**** Extracted data ****
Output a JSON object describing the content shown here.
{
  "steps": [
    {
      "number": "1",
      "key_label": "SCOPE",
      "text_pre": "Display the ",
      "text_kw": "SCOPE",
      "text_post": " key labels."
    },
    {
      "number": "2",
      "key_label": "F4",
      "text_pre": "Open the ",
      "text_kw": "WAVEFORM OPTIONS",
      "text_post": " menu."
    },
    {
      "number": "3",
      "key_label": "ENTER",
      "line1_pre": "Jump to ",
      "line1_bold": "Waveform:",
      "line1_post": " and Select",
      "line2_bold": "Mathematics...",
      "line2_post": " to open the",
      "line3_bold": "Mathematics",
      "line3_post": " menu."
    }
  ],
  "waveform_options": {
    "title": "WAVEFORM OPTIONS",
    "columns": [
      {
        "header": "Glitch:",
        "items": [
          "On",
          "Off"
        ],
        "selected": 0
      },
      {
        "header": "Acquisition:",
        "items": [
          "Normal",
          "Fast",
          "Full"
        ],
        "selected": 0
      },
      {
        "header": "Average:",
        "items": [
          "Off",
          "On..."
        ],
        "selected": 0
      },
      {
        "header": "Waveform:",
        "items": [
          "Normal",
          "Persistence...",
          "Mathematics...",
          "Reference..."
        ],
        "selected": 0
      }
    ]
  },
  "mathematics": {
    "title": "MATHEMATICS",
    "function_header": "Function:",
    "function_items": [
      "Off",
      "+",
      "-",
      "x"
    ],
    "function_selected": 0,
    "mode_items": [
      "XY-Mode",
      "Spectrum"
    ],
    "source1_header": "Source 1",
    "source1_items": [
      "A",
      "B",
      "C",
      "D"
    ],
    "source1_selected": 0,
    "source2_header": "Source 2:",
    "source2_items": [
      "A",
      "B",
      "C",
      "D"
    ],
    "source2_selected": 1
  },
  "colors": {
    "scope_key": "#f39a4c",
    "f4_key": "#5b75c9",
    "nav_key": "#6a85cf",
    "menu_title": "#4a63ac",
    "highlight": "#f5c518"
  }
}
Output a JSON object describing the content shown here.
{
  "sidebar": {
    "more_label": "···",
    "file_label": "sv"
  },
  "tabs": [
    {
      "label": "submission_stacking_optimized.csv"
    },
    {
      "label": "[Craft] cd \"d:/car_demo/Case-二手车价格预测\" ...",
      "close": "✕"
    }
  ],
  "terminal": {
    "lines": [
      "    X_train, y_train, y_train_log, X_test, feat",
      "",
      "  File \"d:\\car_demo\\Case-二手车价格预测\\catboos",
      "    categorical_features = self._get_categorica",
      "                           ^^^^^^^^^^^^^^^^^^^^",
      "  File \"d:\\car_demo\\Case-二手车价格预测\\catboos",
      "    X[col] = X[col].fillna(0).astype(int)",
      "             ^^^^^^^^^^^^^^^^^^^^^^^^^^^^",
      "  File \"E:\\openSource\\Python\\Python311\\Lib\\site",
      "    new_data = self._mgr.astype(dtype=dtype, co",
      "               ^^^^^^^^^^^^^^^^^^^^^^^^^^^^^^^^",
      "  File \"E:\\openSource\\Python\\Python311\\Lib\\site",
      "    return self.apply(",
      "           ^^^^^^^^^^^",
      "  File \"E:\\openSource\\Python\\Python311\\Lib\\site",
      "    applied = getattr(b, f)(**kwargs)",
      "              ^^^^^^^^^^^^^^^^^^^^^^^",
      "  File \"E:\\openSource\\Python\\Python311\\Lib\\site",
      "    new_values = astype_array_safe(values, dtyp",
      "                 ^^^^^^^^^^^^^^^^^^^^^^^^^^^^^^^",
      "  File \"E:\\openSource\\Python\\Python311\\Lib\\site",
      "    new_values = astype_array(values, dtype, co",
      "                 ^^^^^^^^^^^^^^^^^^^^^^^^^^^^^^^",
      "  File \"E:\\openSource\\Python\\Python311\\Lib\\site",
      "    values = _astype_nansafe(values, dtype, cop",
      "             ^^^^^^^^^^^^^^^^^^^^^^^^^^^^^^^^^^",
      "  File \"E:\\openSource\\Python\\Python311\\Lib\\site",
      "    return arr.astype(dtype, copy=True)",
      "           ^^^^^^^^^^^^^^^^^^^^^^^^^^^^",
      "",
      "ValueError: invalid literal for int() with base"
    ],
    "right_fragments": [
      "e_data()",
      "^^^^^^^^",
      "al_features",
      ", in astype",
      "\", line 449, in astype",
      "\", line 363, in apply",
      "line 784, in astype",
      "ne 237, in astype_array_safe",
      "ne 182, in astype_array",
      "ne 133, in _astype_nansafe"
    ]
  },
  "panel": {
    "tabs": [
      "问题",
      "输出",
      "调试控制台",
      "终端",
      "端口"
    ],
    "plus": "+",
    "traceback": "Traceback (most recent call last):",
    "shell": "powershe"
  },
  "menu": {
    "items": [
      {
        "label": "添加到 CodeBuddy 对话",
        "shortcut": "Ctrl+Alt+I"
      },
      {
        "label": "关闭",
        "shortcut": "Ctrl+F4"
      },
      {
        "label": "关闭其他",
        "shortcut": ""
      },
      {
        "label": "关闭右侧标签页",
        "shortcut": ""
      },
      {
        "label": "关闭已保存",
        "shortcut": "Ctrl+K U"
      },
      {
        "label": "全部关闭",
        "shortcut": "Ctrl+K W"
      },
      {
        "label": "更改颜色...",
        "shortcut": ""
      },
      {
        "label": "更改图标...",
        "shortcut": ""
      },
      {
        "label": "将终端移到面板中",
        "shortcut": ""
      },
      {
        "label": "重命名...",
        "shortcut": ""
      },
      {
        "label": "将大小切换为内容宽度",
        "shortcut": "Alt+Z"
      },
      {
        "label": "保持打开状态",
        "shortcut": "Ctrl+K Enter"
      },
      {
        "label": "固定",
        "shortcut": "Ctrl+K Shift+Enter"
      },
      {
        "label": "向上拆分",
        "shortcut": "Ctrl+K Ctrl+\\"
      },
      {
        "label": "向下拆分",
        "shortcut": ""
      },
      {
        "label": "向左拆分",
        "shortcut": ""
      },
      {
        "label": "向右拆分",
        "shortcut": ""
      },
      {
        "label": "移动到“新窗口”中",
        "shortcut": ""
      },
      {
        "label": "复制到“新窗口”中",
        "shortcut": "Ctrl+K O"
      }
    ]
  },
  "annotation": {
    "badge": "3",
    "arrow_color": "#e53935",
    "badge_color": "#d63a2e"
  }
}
****
**Short exercise**: Exactly reproduce all of the entries.

**Answer to this problem**:
Output a JSON object describing the content shown here.
{
  "steps": [
    {
      "number": "1",
      "key_label": "SCOPE",
      "text_pre": "Display the ",
      "text_kw": "SCOPE",
      "text_post": " key labels."
    },
    {
      "number": "2",
      "key_label": "F4",
      "text_pre": "Open the ",
      "text_kw": "WAVEFORM OPTIONS",
      "text_post": " menu."
    },
    {
      "number": "3",
      "key_label": "ENTER",
      "line1_pre": "Jump to ",
      "line1_bold": "Waveform:",
      "line1_post": " and Select",
      "line2_bold": "Mathematics...",
      "line2_post": " to open the",
      "line3_bold": "Mathematics",
      "line3_post": " menu."
    }
  ],
  "waveform_options": {
    "title": "WAVEFORM OPTIONS",
    "columns": [
      {
        "header": "Glitch:",
        "items": [
          "On",
          "Off"
        ],
        "selected": 0
      },
      {
        "header": "Acquisition:",
        "items": [
          "Normal",
          "Fast",
          "Full"
        ],
        "selected": 0
      },
      {
        "header": "Average:",
        "items": [
          "Off",
          "On..."
        ],
        "selected": 0
      },
      {
        "header": "Waveform:",
        "items": [
          "Normal",
          "Persistence...",
          "Mathematics...",
          "Reference..."
        ],
        "selected": 0
      }
    ]
  },
  "mathematics": {
    "title": "MATHEMATICS",
    "function_header": "Function:",
    "function_items": [
      "Off",
      "+",
      "-",
      "x"
    ],
    "function_selected": 0,
    "mode_items": [
      "XY-Mode",
      "Spectrum"
    ],
    "source1_header": "Source 1",
    "source1_items": [
      "A",
      "B",
      "C",
      "D"
    ],
    "source1_selected": 0,
    "source2_header": "Source 2:",
    "source2_items": [
      "A",
      "B",
      "C",
      "D"
    ],
    "source2_selected": 1
  },
  "colors": {
    "scope_key": "#f39a4c",
    "f4_key": "#5b75c9",
    "nav_key": "#6a85cf",
    "menu_title": "#4a63ac",
    "highlight": "#f5c518"
  }
}
Output a JSON object describing the content shown here.
{
  "sidebar": {
    "more_label": "···",
    "file_label": "sv"
  },
  "tabs": [
    {
      "label": "submission_stacking_optimized.csv"
    },
    {
      "label": "[Craft] cd \"d:/car_demo/Case-二手车价格预测\" ...",
      "close": "✕"
    }
  ],
  "terminal": {
    "lines": [
      "    X_train, y_train, y_train_log, X_test, feat",
      "",
      "  File \"d:\\car_demo\\Case-二手车价格预测\\catboos",
      "    categorical_features = self._get_categorica",
      "                           ^^^^^^^^^^^^^^^^^^^^",
      "  File \"d:\\car_demo\\Case-二手车价格预测\\catboos",
      "    X[col] = X[col].fillna(0).astype(int)",
      "             ^^^^^^^^^^^^^^^^^^^^^^^^^^^^",
      "  File \"E:\\openSource\\Python\\Python311\\Lib\\site",
      "    new_data = self._mgr.astype(dtype=dtype, co",
      "               ^^^^^^^^^^^^^^^^^^^^^^^^^^^^^^^^",
      "  File \"E:\\openSource\\Python\\Python311\\Lib\\site",
      "    return self.apply(",
      "           ^^^^^^^^^^^",
      "  File \"E:\\openSource\\Python\\Python311\\Lib\\site",
      "    applied = getattr(b, f)(**kwargs)",
      "              ^^^^^^^^^^^^^^^^^^^^^^^",
      "  File \"E:\\openSource\\Python\\Python311\\Lib\\site",
      "    new_values = astype_array_safe(values, dtyp",
      "                 ^^^^^^^^^^^^^^^^^^^^^^^^^^^^^^^",
      "  File \"E:\\openSource\\Python\\Python311\\Lib\\site",
      "    new_values = astype_array(values, dtype, co",
      "                 ^^^^^^^^^^^^^^^^^^^^^^^^^^^^^^^",
      "  File \"E:\\openSource\\Python\\Python311\\Lib\\site",
      "    values = _astype_nansafe(values, dtype, cop",
      "             ^^^^^^^^^^^^^^^^^^^^^^^^^^^^^^^^^^",
      "  File \"E:\\openSource\\Python\\Python311\\Lib\\site",
      "    return arr.astype(dtype, copy=True)",
      "           ^^^^^^^^^^^^^^^^^^^^^^^^^^^^",
      "",
      "ValueError: invalid literal for int() with base"
    ],
    "right_fragments": [
      "e_data()",
      "^^^^^^^^",
      "al_features",
      ", in astype",
      "\", line 449, in astype",
      "\", line 363, in apply",
      "line 784, in astype",
      "ne 237, in astype_array_safe",
      "ne 182, in astype_array",
      "ne 133, in _astype_nansafe"
    ]
  },
  "panel": {
    "tabs": [
      "问题",
      "输出",
      "调试控制台",
      "终端",
      "端口"
    ],
    "plus": "+",
    "traceback": "Traceback (most recent call last):",
    "shell": "powershe"
  },
  "menu": {
    "items": [
      {
        "label": "添加到 CodeBuddy 对话",
        "shortcut": "Ctrl+Alt+I"
      },
      {
        "label": "关闭",
        "shortcut": "Ctrl+F4"
      },
      {
        "label": "关闭其他",
        "shortcut": ""
      },
      {
        "label": "关闭右侧标签页",
        "shortcut": ""
      },
      {
        "label": "关闭已保存",
        "shortcut": "Ctrl+K U"
      },
      {
        "label": "全部关闭",
        "shortcut": "Ctrl+K W"
      },
      {
        "label": "更改颜色...",
        "shortcut": ""
      },
      {
        "label": "更改图标...",
        "shortcut": ""
      },
      {
        "label": "将终端移到面板中",
        "shortcut": ""
      },
      {
        "label": "重命名...",
        "shortcut": ""
      },
      {
        "label": "将大小切换为内容宽度",
        "shortcut": "Alt+Z"
      },
      {
        "label": "保持打开状态",
        "shortcut": "Ctrl+K Enter"
      },
      {
        "label": "固定",
        "shortcut": "Ctrl+K Shift+Enter"
      },
      {
        "label": "向上拆分",
        "shortcut": "Ctrl+K Ctrl+\\"
      },
      {
        "label": "向下拆分",
        "shortcut": ""
      },
      {
        "label": "向左拆分",
        "shortcut": ""
      },
      {
        "label": "向右拆分",
        "shortcut": ""
      },
      {
        "label": "移动到“新窗口”中",
        "shortcut": ""
      },
      {
        "label": "复制到“新窗口”中",
        "shortcut": "Ctrl+K O"
      }
    ]
  },
  "annotation": {
    "badge": "3",
    "arrow_color": "#e53935",
    "badge_color": "#d63a2e"
  }
}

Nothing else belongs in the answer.